Please write out the material below exactly as given.

-------- PROVIDED DATA

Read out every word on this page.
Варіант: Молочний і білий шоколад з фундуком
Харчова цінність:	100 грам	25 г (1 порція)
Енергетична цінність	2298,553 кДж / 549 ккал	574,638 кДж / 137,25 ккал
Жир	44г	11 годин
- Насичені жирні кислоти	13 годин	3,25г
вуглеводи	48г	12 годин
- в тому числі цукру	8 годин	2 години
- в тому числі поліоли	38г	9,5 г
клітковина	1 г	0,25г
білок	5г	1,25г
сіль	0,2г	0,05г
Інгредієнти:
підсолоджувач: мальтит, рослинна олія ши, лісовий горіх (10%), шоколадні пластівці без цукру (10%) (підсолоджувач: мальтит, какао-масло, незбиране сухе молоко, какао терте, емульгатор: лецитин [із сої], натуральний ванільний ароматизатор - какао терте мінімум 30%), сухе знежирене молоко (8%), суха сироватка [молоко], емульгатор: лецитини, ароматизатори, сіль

----------------

CORRECT RESULT:
Read out every word on this page.
Варіант: Молочний і білий шоколад з фундуком
Харчова цінність:	100 грам	25 г (1 порція)
Енергетична цінність	2298,553 кДж / 549 ккал	574,638 кДж / 137,25 ккал
Жир	44г	11 годин
- Насичені жирні кислоти	13 годин	3,25г
вуглеводи	48г	12 годин
- в тому числі цукру	8 годин	2 години
- в тому числі поліоли	38г	9,5 г
клітковина	1 г	0,25г
білок	5г	1,25г
сіль	0,2г	0,05г
Інгредієнти:
підсолоджувач: мальтит, рослинна олія ши, лісовий горіх (10%), шоколадні пластівці без цукру (10%) (підсолоджувач: мальтит, какао-масло, незбиране сухе молоко, какао терте, емульгатор: лецитин [із сої], натуральний ванільний ароматизатор - какао терте мінімум 30%), сухе знежирене молоко (8%), суха сироватка [молоко], емульгатор: лецитини, ароматизатори, сіль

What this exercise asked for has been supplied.